[Task] List, from the lines below, each one with "data" in it.

[Records shown]
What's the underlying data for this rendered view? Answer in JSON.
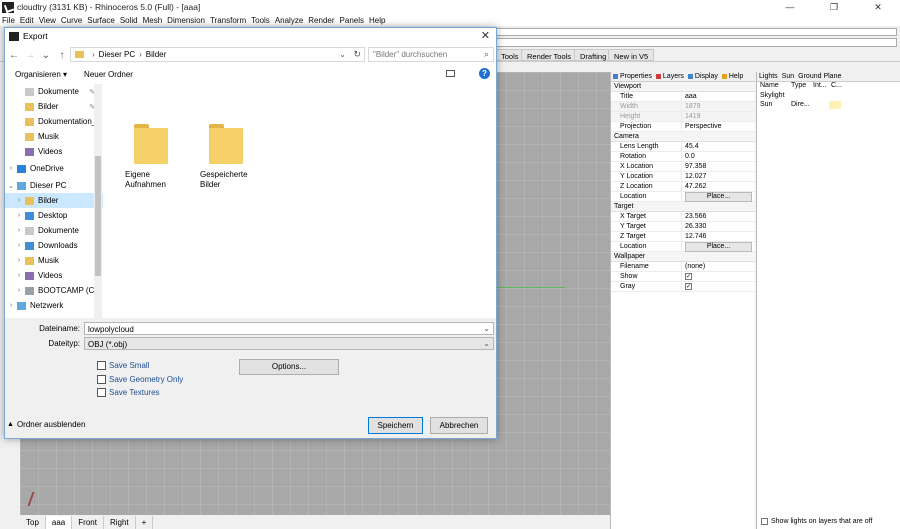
{
  "app": {
    "title": "cloudtry (3131 KB) - Rhinoceros 5.0 (Full) - [aaa]",
    "window_controls": [
      "—",
      "❐",
      "✕"
    ]
  },
  "menu": [
    "File",
    "Edit",
    "View",
    "Curve",
    "Surface",
    "Solid",
    "Mesh",
    "Dimension",
    "Transform",
    "Tools",
    "Analyze",
    "Render",
    "Panels",
    "Help"
  ],
  "toolbar_tabs": [
    "Tools",
    "Render Tools",
    "Drafting",
    "New in V5"
  ],
  "viewport_tabs": [
    "Top",
    "aaa",
    "Front",
    "Right",
    "+"
  ],
  "properties": {
    "tabs": [
      "Properties",
      "Layers",
      "Display",
      "Help"
    ],
    "sections": {
      "viewport": "Viewport",
      "camera": "Camera",
      "target": "Target",
      "wallpaper": "Wallpaper"
    },
    "viewport_rows": [
      {
        "k": "Title",
        "v": "aaa"
      },
      {
        "k": "Width",
        "v": "1879"
      },
      {
        "k": "Height",
        "v": "1419"
      },
      {
        "k": "Projection",
        "v": "Perspective"
      }
    ],
    "camera_rows": [
      {
        "k": "Lens Length",
        "v": "45.4"
      },
      {
        "k": "Rotation",
        "v": "0.0"
      },
      {
        "k": "X Location",
        "v": "97.358"
      },
      {
        "k": "Y Location",
        "v": "12.027"
      },
      {
        "k": "Z Location",
        "v": "47.262"
      },
      {
        "k": "Location",
        "v": "Place..."
      }
    ],
    "target_rows": [
      {
        "k": "X Target",
        "v": "23.566"
      },
      {
        "k": "Y Target",
        "v": "26.330"
      },
      {
        "k": "Z Target",
        "v": "12.746"
      },
      {
        "k": "Location",
        "v": "Place..."
      }
    ],
    "wallpaper_rows": [
      {
        "k": "Filename",
        "v": "(none)"
      },
      {
        "k": "Show",
        "v": "✓"
      },
      {
        "k": "Gray",
        "v": "✓"
      }
    ]
  },
  "lights": {
    "tabs": [
      "Lights",
      "Sun",
      "Ground Plane"
    ],
    "columns": [
      "Name",
      "Type",
      "Int...",
      "C..."
    ],
    "rows": [
      {
        "name": "Skylight",
        "type": ""
      },
      {
        "name": "Sun",
        "type": "Dire..."
      }
    ],
    "footer": "Show lights on layers that are off"
  },
  "dialog": {
    "title": "Export",
    "path": [
      "Dieser PC",
      "Bilder"
    ],
    "search_placeholder": "\"Bilder\" durchsuchen",
    "organize": "Organisieren ▾",
    "new_folder": "Neuer Ordner",
    "tree": [
      {
        "label": "Dokumente",
        "pinned": true,
        "indent": 1
      },
      {
        "label": "Bilder",
        "pinned": true,
        "indent": 1
      },
      {
        "label": "Dokumentation_",
        "pinned": false,
        "indent": 1
      },
      {
        "label": "Musik",
        "pinned": false,
        "indent": 1
      },
      {
        "label": "Videos",
        "pinned": false,
        "indent": 1
      },
      {
        "label": "OneDrive",
        "pinned": false,
        "indent": 0
      },
      {
        "label": "Dieser PC",
        "pinned": false,
        "indent": 0
      },
      {
        "label": "Bilder",
        "pinned": false,
        "indent": 1,
        "selected": true
      },
      {
        "label": "Desktop",
        "pinned": false,
        "indent": 1
      },
      {
        "label": "Dokumente",
        "pinned": false,
        "indent": 1
      },
      {
        "label": "Downloads",
        "pinned": false,
        "indent": 1
      },
      {
        "label": "Musik",
        "pinned": false,
        "indent": 1
      },
      {
        "label": "Videos",
        "pinned": false,
        "indent": 1
      },
      {
        "label": "BOOTCAMP (C:)",
        "pinned": false,
        "indent": 1
      },
      {
        "label": "Netzwerk",
        "pinned": false,
        "indent": 0
      }
    ],
    "files": [
      {
        "label": "Eigene Aufnahmen"
      },
      {
        "label": "Gespeicherte Bilder"
      }
    ],
    "filename_label": "Dateiname:",
    "filename_value": "lowpolycloud",
    "filetype_label": "Dateityp:",
    "filetype_value": "OBJ (*.obj)",
    "options": [
      "Save Small",
      "Save Geometry Only",
      "Save Textures"
    ],
    "options_button": "Options...",
    "hide_folders": "Ordner ausblenden",
    "save": "Speichern",
    "cancel": "Abbrechen"
  }
}
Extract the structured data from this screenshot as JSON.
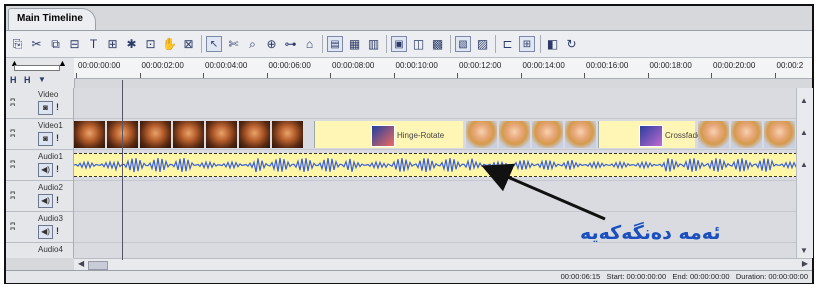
{
  "tab": {
    "title": "Main Timeline"
  },
  "toolbar": {
    "icons": [
      "text-icon",
      "scissor-icon",
      "split-icon",
      "trim-icon",
      "text-title-icon",
      "marker-icon",
      "effect-icon",
      "razor-icon",
      "grab-icon",
      "delete-icon",
      "pointer-icon",
      "scissors-cut-icon",
      "zoom-icon",
      "select-icon",
      "ripple-icon",
      "link-icon",
      "view-icon",
      "view2-icon",
      "view3-icon",
      "view4-icon",
      "view5-icon",
      "view6-icon",
      "view7-icon",
      "view8-icon",
      "snap-icon",
      "grid-icon",
      "flip-icon",
      "loop-icon"
    ]
  },
  "ruler": {
    "ticks": [
      "00:00:00:00",
      "00:00:02:00",
      "00:00:04:00",
      "00:00:06:00",
      "00:00:08:00",
      "00:00:10:00",
      "00:00:12:00",
      "00:00:14:00",
      "00:00:16:00",
      "00:00:18:00",
      "00:00:20:00",
      "00:00:2"
    ]
  },
  "tracks": [
    {
      "name": "Video",
      "type": "video-top"
    },
    {
      "name": "Video1",
      "type": "video"
    },
    {
      "name": "Audio1",
      "type": "audio"
    },
    {
      "name": "Audio2",
      "type": "audio-empty"
    },
    {
      "name": "Audio3",
      "type": "audio-empty"
    },
    {
      "name": "Audio4",
      "type": "audio-empty"
    }
  ],
  "transitions": [
    {
      "label": "Hinge-Rotate"
    },
    {
      "label": "Crossfade"
    }
  ],
  "status": {
    "position": "00:00:06:15",
    "start_label": "Start:",
    "start": "00:00:00:00",
    "end_label": "End:",
    "end": "00:00:00:00",
    "duration_label": "Duration:",
    "duration": "00:00:00:00"
  },
  "annotation": {
    "text": "ئەمە دەنگەکەیە"
  }
}
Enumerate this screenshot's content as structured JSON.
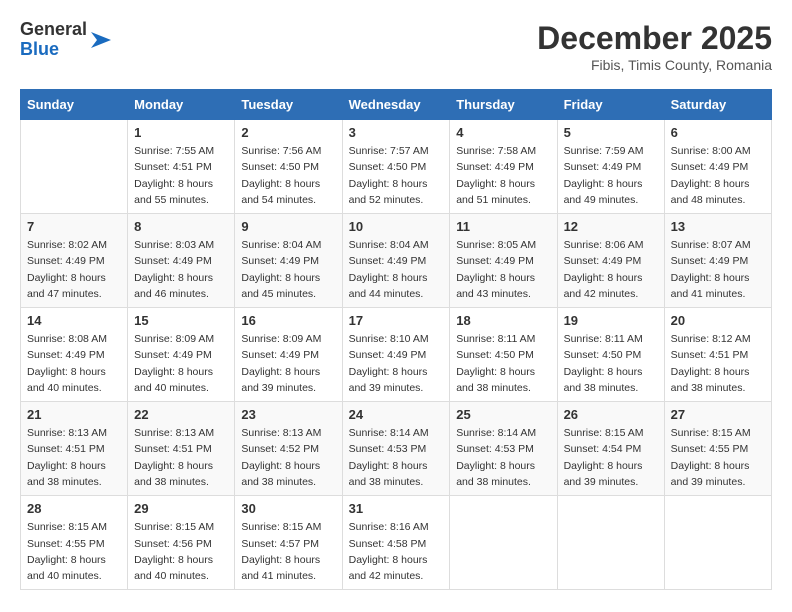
{
  "header": {
    "logo_general": "General",
    "logo_blue": "Blue",
    "month_title": "December 2025",
    "location": "Fibis, Timis County, Romania"
  },
  "weekdays": [
    "Sunday",
    "Monday",
    "Tuesday",
    "Wednesday",
    "Thursday",
    "Friday",
    "Saturday"
  ],
  "weeks": [
    [
      {
        "day": "",
        "info": ""
      },
      {
        "day": "1",
        "info": "Sunrise: 7:55 AM\nSunset: 4:51 PM\nDaylight: 8 hours\nand 55 minutes."
      },
      {
        "day": "2",
        "info": "Sunrise: 7:56 AM\nSunset: 4:50 PM\nDaylight: 8 hours\nand 54 minutes."
      },
      {
        "day": "3",
        "info": "Sunrise: 7:57 AM\nSunset: 4:50 PM\nDaylight: 8 hours\nand 52 minutes."
      },
      {
        "day": "4",
        "info": "Sunrise: 7:58 AM\nSunset: 4:49 PM\nDaylight: 8 hours\nand 51 minutes."
      },
      {
        "day": "5",
        "info": "Sunrise: 7:59 AM\nSunset: 4:49 PM\nDaylight: 8 hours\nand 49 minutes."
      },
      {
        "day": "6",
        "info": "Sunrise: 8:00 AM\nSunset: 4:49 PM\nDaylight: 8 hours\nand 48 minutes."
      }
    ],
    [
      {
        "day": "7",
        "info": "Sunrise: 8:02 AM\nSunset: 4:49 PM\nDaylight: 8 hours\nand 47 minutes."
      },
      {
        "day": "8",
        "info": "Sunrise: 8:03 AM\nSunset: 4:49 PM\nDaylight: 8 hours\nand 46 minutes."
      },
      {
        "day": "9",
        "info": "Sunrise: 8:04 AM\nSunset: 4:49 PM\nDaylight: 8 hours\nand 45 minutes."
      },
      {
        "day": "10",
        "info": "Sunrise: 8:04 AM\nSunset: 4:49 PM\nDaylight: 8 hours\nand 44 minutes."
      },
      {
        "day": "11",
        "info": "Sunrise: 8:05 AM\nSunset: 4:49 PM\nDaylight: 8 hours\nand 43 minutes."
      },
      {
        "day": "12",
        "info": "Sunrise: 8:06 AM\nSunset: 4:49 PM\nDaylight: 8 hours\nand 42 minutes."
      },
      {
        "day": "13",
        "info": "Sunrise: 8:07 AM\nSunset: 4:49 PM\nDaylight: 8 hours\nand 41 minutes."
      }
    ],
    [
      {
        "day": "14",
        "info": "Sunrise: 8:08 AM\nSunset: 4:49 PM\nDaylight: 8 hours\nand 40 minutes."
      },
      {
        "day": "15",
        "info": "Sunrise: 8:09 AM\nSunset: 4:49 PM\nDaylight: 8 hours\nand 40 minutes."
      },
      {
        "day": "16",
        "info": "Sunrise: 8:09 AM\nSunset: 4:49 PM\nDaylight: 8 hours\nand 39 minutes."
      },
      {
        "day": "17",
        "info": "Sunrise: 8:10 AM\nSunset: 4:49 PM\nDaylight: 8 hours\nand 39 minutes."
      },
      {
        "day": "18",
        "info": "Sunrise: 8:11 AM\nSunset: 4:50 PM\nDaylight: 8 hours\nand 38 minutes."
      },
      {
        "day": "19",
        "info": "Sunrise: 8:11 AM\nSunset: 4:50 PM\nDaylight: 8 hours\nand 38 minutes."
      },
      {
        "day": "20",
        "info": "Sunrise: 8:12 AM\nSunset: 4:51 PM\nDaylight: 8 hours\nand 38 minutes."
      }
    ],
    [
      {
        "day": "21",
        "info": "Sunrise: 8:13 AM\nSunset: 4:51 PM\nDaylight: 8 hours\nand 38 minutes."
      },
      {
        "day": "22",
        "info": "Sunrise: 8:13 AM\nSunset: 4:51 PM\nDaylight: 8 hours\nand 38 minutes."
      },
      {
        "day": "23",
        "info": "Sunrise: 8:13 AM\nSunset: 4:52 PM\nDaylight: 8 hours\nand 38 minutes."
      },
      {
        "day": "24",
        "info": "Sunrise: 8:14 AM\nSunset: 4:53 PM\nDaylight: 8 hours\nand 38 minutes."
      },
      {
        "day": "25",
        "info": "Sunrise: 8:14 AM\nSunset: 4:53 PM\nDaylight: 8 hours\nand 38 minutes."
      },
      {
        "day": "26",
        "info": "Sunrise: 8:15 AM\nSunset: 4:54 PM\nDaylight: 8 hours\nand 39 minutes."
      },
      {
        "day": "27",
        "info": "Sunrise: 8:15 AM\nSunset: 4:55 PM\nDaylight: 8 hours\nand 39 minutes."
      }
    ],
    [
      {
        "day": "28",
        "info": "Sunrise: 8:15 AM\nSunset: 4:55 PM\nDaylight: 8 hours\nand 40 minutes."
      },
      {
        "day": "29",
        "info": "Sunrise: 8:15 AM\nSunset: 4:56 PM\nDaylight: 8 hours\nand 40 minutes."
      },
      {
        "day": "30",
        "info": "Sunrise: 8:15 AM\nSunset: 4:57 PM\nDaylight: 8 hours\nand 41 minutes."
      },
      {
        "day": "31",
        "info": "Sunrise: 8:16 AM\nSunset: 4:58 PM\nDaylight: 8 hours\nand 42 minutes."
      },
      {
        "day": "",
        "info": ""
      },
      {
        "day": "",
        "info": ""
      },
      {
        "day": "",
        "info": ""
      }
    ]
  ]
}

[Result for this task]
What's the underlying data for this rendered view? Answer in JSON.
Extract the structured data from this screenshot as JSON.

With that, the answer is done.